[EXERCISE REQUIREMENTS] Copy the listing below in full and skip every picture.
------
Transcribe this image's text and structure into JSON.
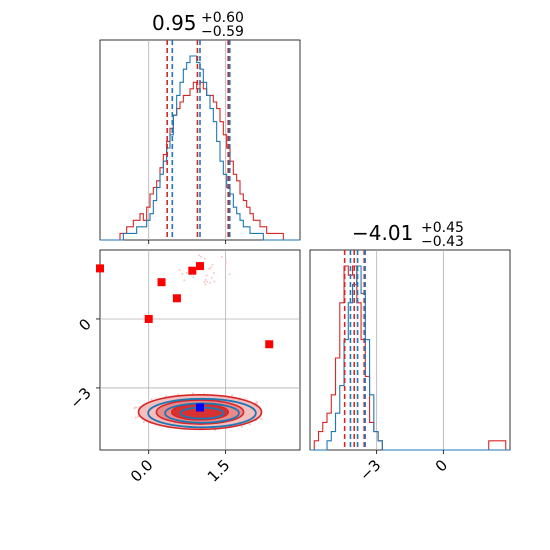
{
  "chart_data": {
    "type": "corner",
    "colors": {
      "red": "#d62728",
      "blue": "#1f77b4",
      "grid": "#b0b0b0",
      "marker_red": "#ff0000",
      "marker_blue": "#0000ff",
      "fill_red": "#e88484",
      "scatter": "#f5c9c9"
    },
    "param1": {
      "title": {
        "main": "0.95",
        "sup": "+0.60",
        "sub": "−0.59"
      },
      "range": [
        -0.95,
        2.95
      ],
      "ticks": [
        {
          "value": 0.0,
          "label": "0.0"
        },
        {
          "value": 1.5,
          "label": "1.5"
        }
      ],
      "gridlines": [
        0.0,
        1.5
      ],
      "quantiles_red": [
        0.36,
        0.95,
        1.55
      ],
      "quantiles_blue": [
        0.46,
        1.0,
        1.58
      ]
    },
    "param2": {
      "title": {
        "main": "−4.01",
        "sup": "+0.45",
        "sub": "−0.43"
      },
      "range": [
        -6.0,
        3.0
      ],
      "ticks": [
        {
          "value": -3,
          "label": "−3"
        },
        {
          "value": 0,
          "label": "0"
        }
      ],
      "gridlines": [
        -3,
        0
      ],
      "quantiles_red": [
        -4.44,
        -4.01,
        -3.56
      ],
      "quantiles_blue": [
        -4.18,
        -3.86,
        -3.52
      ]
    },
    "hist1_red": {
      "x0": -0.95,
      "x1": 2.95,
      "counts": [
        0,
        0,
        0,
        0,
        0,
        0,
        1,
        1,
        2,
        2,
        3,
        3,
        4,
        3,
        5,
        7,
        8,
        9,
        11,
        13,
        15,
        17,
        19,
        20,
        21,
        22,
        22,
        23,
        24,
        23,
        24,
        23,
        22,
        22,
        21,
        20,
        18,
        16,
        14,
        12,
        10,
        9,
        7,
        6,
        5,
        4,
        3,
        3,
        2,
        2,
        1,
        1,
        1,
        1,
        1,
        0,
        0,
        0,
        0,
        0
      ]
    },
    "hist1_blue": {
      "x0": -0.95,
      "x1": 2.95,
      "counts": [
        0,
        0,
        0,
        0,
        0,
        0,
        0,
        1,
        1,
        1,
        1,
        2,
        2,
        2,
        3,
        4,
        6,
        8,
        10,
        12,
        14,
        16,
        19,
        22,
        24,
        26,
        27,
        28,
        28,
        27,
        26,
        24,
        22,
        20,
        18,
        15,
        12,
        10,
        8,
        7,
        5,
        4,
        3,
        2,
        2,
        1,
        1,
        1,
        1,
        0,
        0,
        0,
        0,
        0,
        0,
        0,
        0,
        0,
        0,
        0
      ]
    },
    "hist2_red": {
      "x0": -6.0,
      "x1": 3.0,
      "counts": [
        0,
        1,
        2,
        3,
        4,
        6,
        10,
        16,
        20,
        19,
        20,
        16,
        12,
        8,
        3,
        2,
        1,
        0,
        0,
        0,
        0,
        0,
        0,
        0,
        0,
        0,
        0,
        0,
        0,
        0,
        0,
        0,
        0,
        0,
        0,
        0,
        0,
        0,
        0,
        0,
        0,
        0,
        1,
        1,
        1,
        1,
        0
      ]
    },
    "hist2_blue": {
      "x0": -6.0,
      "x1": 3.0,
      "counts": [
        0,
        0,
        0,
        0,
        1,
        2,
        4,
        7,
        12,
        16,
        18,
        20,
        17,
        12,
        6,
        2,
        1,
        0,
        0,
        0,
        0,
        0,
        0,
        0,
        0,
        0,
        0,
        0,
        0,
        0,
        0,
        0,
        0,
        0,
        0,
        0,
        0,
        0,
        0,
        0,
        0,
        0,
        0,
        0,
        0,
        0,
        0
      ]
    },
    "joint": {
      "center": [
        1.0,
        -4.05
      ],
      "red_contours": [
        {
          "rx": 1.2,
          "ry": 0.75
        },
        {
          "rx": 0.85,
          "ry": 0.52
        },
        {
          "rx": 0.55,
          "ry": 0.34
        }
      ],
      "blue_contours": [
        {
          "rx": 1.05,
          "ry": 0.62
        },
        {
          "rx": 0.72,
          "ry": 0.42
        },
        {
          "rx": 0.42,
          "ry": 0.24
        }
      ],
      "red_markers": [
        {
          "x": -0.95,
          "y": 2.2
        },
        {
          "x": 0.25,
          "y": 1.6
        },
        {
          "x": 0.55,
          "y": 0.9
        },
        {
          "x": 0.85,
          "y": 2.1
        },
        {
          "x": 1.0,
          "y": 2.3
        },
        {
          "x": 0.0,
          "y": 0.0
        },
        {
          "x": 2.35,
          "y": -1.1
        },
        {
          "x": 1.0,
          "y": -3.85
        }
      ],
      "blue_marker": {
        "x": 1.0,
        "y": -3.85
      },
      "y_range": [
        -5.7,
        3.0
      ],
      "y_ticks": [
        {
          "value": 0,
          "label": "0"
        },
        {
          "value": -3,
          "label": "−3"
        }
      ],
      "y_gridlines": [
        0,
        -3
      ]
    }
  }
}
------
[RESPONSE FOR THIS EXERCISE]
Transcribe this image's text and structure into JSON.
{
  "chart_data": {
    "type": "corner",
    "colors": {
      "red": "#d62728",
      "blue": "#1f77b4",
      "grid": "#b0b0b0",
      "marker_red": "#ff0000",
      "marker_blue": "#0000ff",
      "fill_red": "#e88484",
      "scatter": "#f5c9c9"
    },
    "param1": {
      "title": {
        "main": "0.95",
        "sup": "+0.60",
        "sub": "−0.59"
      },
      "range": [
        -0.95,
        2.95
      ],
      "ticks": [
        {
          "value": 0.0,
          "label": "0.0"
        },
        {
          "value": 1.5,
          "label": "1.5"
        }
      ],
      "gridlines": [
        0.0,
        1.5
      ],
      "quantiles_red": [
        0.36,
        0.95,
        1.55
      ],
      "quantiles_blue": [
        0.46,
        1.0,
        1.58
      ]
    },
    "param2": {
      "title": {
        "main": "−4.01",
        "sup": "+0.45",
        "sub": "−0.43"
      },
      "range": [
        -6.0,
        3.0
      ],
      "ticks": [
        {
          "value": -3,
          "label": "−3"
        },
        {
          "value": 0,
          "label": "0"
        }
      ],
      "gridlines": [
        -3,
        0
      ],
      "quantiles_red": [
        -4.44,
        -4.01,
        -3.56
      ],
      "quantiles_blue": [
        -4.18,
        -3.86,
        -3.52
      ]
    },
    "hist1_red": {
      "x0": -0.95,
      "x1": 2.95,
      "counts": [
        0,
        0,
        0,
        0,
        0,
        0,
        1,
        1,
        2,
        2,
        3,
        3,
        4,
        3,
        5,
        7,
        8,
        9,
        11,
        13,
        15,
        17,
        19,
        20,
        21,
        22,
        22,
        23,
        24,
        23,
        24,
        23,
        22,
        22,
        21,
        20,
        18,
        16,
        14,
        12,
        10,
        9,
        7,
        6,
        5,
        4,
        3,
        3,
        2,
        2,
        1,
        1,
        1,
        1,
        1,
        0,
        0,
        0,
        0,
        0
      ]
    },
    "hist1_blue": {
      "x0": -0.95,
      "x1": 2.95,
      "counts": [
        0,
        0,
        0,
        0,
        0,
        0,
        0,
        1,
        1,
        1,
        1,
        2,
        2,
        2,
        3,
        4,
        6,
        8,
        10,
        12,
        14,
        16,
        19,
        22,
        24,
        26,
        27,
        28,
        28,
        27,
        26,
        24,
        22,
        20,
        18,
        15,
        12,
        10,
        8,
        7,
        5,
        4,
        3,
        2,
        2,
        1,
        1,
        1,
        1,
        0,
        0,
        0,
        0,
        0,
        0,
        0,
        0,
        0,
        0,
        0
      ]
    },
    "hist2_red": {
      "x0": -6.0,
      "x1": 3.0,
      "counts": [
        0,
        1,
        2,
        3,
        4,
        6,
        10,
        16,
        20,
        19,
        20,
        16,
        12,
        8,
        3,
        2,
        1,
        0,
        0,
        0,
        0,
        0,
        0,
        0,
        0,
        0,
        0,
        0,
        0,
        0,
        0,
        0,
        0,
        0,
        0,
        0,
        0,
        0,
        0,
        0,
        0,
        0,
        1,
        1,
        1,
        1,
        0
      ]
    },
    "hist2_blue": {
      "x0": -6.0,
      "x1": 3.0,
      "counts": [
        0,
        0,
        0,
        0,
        1,
        2,
        4,
        7,
        12,
        16,
        18,
        20,
        17,
        12,
        6,
        2,
        1,
        0,
        0,
        0,
        0,
        0,
        0,
        0,
        0,
        0,
        0,
        0,
        0,
        0,
        0,
        0,
        0,
        0,
        0,
        0,
        0,
        0,
        0,
        0,
        0,
        0,
        0,
        0,
        0,
        0,
        0
      ]
    },
    "joint": {
      "center": [
        1.0,
        -4.05
      ],
      "red_contours": [
        {
          "rx": 1.2,
          "ry": 0.75
        },
        {
          "rx": 0.85,
          "ry": 0.52
        },
        {
          "rx": 0.55,
          "ry": 0.34
        }
      ],
      "blue_contours": [
        {
          "rx": 1.05,
          "ry": 0.62
        },
        {
          "rx": 0.72,
          "ry": 0.42
        },
        {
          "rx": 0.42,
          "ry": 0.24
        }
      ],
      "red_markers": [
        {
          "x": -0.95,
          "y": 2.2
        },
        {
          "x": 0.25,
          "y": 1.6
        },
        {
          "x": 0.55,
          "y": 0.9
        },
        {
          "x": 0.85,
          "y": 2.1
        },
        {
          "x": 1.0,
          "y": 2.3
        },
        {
          "x": 0.0,
          "y": 0.0
        },
        {
          "x": 2.35,
          "y": -1.1
        },
        {
          "x": 1.0,
          "y": -3.85
        }
      ],
      "blue_marker": {
        "x": 1.0,
        "y": -3.85
      },
      "y_range": [
        -5.7,
        3.0
      ],
      "y_ticks": [
        {
          "value": 0,
          "label": "0"
        },
        {
          "value": -3,
          "label": "−3"
        }
      ],
      "y_gridlines": [
        0,
        -3
      ]
    }
  }
}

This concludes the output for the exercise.